AIM OF THE TASK:
Indicate only the number of lines in the listing below in which the word "масла" appears.

SUPPLIED RECORDS:
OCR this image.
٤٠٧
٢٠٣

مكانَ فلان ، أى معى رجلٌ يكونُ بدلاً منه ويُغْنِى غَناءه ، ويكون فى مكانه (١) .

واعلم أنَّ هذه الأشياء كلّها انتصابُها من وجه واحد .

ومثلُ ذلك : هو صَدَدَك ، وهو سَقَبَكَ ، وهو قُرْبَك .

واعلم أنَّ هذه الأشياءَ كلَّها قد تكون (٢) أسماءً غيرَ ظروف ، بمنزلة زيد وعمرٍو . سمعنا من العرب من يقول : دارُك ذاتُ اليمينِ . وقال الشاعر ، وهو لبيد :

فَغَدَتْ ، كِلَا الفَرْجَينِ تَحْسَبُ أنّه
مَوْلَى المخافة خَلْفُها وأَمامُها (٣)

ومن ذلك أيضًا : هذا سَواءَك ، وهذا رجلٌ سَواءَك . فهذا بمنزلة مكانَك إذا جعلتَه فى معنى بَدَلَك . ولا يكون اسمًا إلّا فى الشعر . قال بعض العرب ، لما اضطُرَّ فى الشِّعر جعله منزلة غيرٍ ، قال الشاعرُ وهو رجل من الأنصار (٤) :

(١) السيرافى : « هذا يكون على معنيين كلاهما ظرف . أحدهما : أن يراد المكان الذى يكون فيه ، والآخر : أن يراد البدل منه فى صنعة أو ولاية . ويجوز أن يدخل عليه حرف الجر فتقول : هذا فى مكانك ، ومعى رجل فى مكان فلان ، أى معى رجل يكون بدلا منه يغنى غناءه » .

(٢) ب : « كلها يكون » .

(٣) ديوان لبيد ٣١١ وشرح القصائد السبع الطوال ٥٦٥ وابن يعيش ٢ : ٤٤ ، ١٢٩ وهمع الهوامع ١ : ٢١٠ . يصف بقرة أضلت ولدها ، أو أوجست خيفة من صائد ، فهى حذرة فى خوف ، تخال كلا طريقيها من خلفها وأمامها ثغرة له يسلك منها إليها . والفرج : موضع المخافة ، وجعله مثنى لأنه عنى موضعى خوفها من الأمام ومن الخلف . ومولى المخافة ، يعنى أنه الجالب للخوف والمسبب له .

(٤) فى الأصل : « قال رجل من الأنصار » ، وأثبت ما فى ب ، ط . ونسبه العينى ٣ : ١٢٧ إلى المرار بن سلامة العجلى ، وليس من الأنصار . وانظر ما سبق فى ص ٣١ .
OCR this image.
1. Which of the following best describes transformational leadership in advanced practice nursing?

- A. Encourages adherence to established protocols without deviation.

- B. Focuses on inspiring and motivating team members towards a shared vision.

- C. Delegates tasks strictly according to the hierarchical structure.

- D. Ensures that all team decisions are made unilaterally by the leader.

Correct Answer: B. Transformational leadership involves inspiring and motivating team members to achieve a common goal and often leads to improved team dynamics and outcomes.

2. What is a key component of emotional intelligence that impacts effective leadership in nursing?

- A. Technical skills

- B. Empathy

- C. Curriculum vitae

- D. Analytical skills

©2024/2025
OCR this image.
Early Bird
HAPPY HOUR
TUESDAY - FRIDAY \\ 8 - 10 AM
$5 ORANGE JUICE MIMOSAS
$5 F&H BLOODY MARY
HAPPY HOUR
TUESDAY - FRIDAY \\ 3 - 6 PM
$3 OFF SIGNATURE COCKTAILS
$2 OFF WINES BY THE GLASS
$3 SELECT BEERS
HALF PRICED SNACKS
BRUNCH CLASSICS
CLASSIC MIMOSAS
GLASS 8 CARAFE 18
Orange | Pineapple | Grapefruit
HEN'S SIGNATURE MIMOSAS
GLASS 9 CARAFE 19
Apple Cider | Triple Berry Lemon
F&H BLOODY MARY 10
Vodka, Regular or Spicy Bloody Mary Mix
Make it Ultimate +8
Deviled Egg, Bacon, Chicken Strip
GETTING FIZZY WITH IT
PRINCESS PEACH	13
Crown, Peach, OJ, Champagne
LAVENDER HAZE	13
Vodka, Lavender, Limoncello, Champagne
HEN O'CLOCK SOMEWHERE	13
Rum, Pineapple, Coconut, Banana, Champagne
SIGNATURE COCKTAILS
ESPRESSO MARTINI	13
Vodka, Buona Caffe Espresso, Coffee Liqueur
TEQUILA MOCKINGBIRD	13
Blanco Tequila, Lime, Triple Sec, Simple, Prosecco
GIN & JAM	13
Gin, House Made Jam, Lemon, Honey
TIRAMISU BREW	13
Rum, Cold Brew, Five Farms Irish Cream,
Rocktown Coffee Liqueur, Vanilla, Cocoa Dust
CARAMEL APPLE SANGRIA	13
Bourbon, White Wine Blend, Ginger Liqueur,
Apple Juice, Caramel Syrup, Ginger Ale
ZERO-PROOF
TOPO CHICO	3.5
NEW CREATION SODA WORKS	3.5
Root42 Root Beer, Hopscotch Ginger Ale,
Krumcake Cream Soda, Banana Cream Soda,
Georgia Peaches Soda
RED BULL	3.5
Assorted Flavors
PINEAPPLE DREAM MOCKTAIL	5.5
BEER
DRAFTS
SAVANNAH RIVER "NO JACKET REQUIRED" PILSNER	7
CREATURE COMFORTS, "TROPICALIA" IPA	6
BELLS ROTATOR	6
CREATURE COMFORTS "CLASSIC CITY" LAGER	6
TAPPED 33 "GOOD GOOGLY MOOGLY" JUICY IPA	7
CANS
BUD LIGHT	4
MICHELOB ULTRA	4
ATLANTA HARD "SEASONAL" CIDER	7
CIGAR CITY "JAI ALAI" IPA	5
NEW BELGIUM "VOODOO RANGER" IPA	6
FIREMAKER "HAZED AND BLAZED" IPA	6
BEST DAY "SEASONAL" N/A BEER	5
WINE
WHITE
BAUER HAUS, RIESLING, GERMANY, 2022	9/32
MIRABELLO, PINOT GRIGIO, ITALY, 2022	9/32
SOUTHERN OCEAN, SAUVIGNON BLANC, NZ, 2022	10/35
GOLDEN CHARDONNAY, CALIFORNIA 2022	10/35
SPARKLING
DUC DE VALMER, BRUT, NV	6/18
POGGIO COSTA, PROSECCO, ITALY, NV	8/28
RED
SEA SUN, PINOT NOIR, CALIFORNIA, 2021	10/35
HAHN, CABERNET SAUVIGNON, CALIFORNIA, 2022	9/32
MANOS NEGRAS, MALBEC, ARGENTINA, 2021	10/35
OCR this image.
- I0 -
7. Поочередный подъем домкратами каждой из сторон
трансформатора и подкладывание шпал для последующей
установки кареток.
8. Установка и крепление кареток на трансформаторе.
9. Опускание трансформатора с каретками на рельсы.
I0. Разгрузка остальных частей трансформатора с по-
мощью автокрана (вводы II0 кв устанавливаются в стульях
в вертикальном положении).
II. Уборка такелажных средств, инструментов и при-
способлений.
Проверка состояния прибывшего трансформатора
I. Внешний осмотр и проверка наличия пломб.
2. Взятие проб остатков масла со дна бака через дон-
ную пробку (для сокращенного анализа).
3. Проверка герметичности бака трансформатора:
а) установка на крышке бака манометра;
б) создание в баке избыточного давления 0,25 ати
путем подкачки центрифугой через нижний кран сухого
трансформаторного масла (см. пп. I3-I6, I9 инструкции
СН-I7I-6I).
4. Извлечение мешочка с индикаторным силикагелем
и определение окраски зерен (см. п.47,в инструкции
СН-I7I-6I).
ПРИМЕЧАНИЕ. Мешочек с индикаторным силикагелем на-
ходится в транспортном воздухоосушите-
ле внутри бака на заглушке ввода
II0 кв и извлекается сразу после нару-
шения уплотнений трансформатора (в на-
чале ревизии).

ANSWER BELOW:
2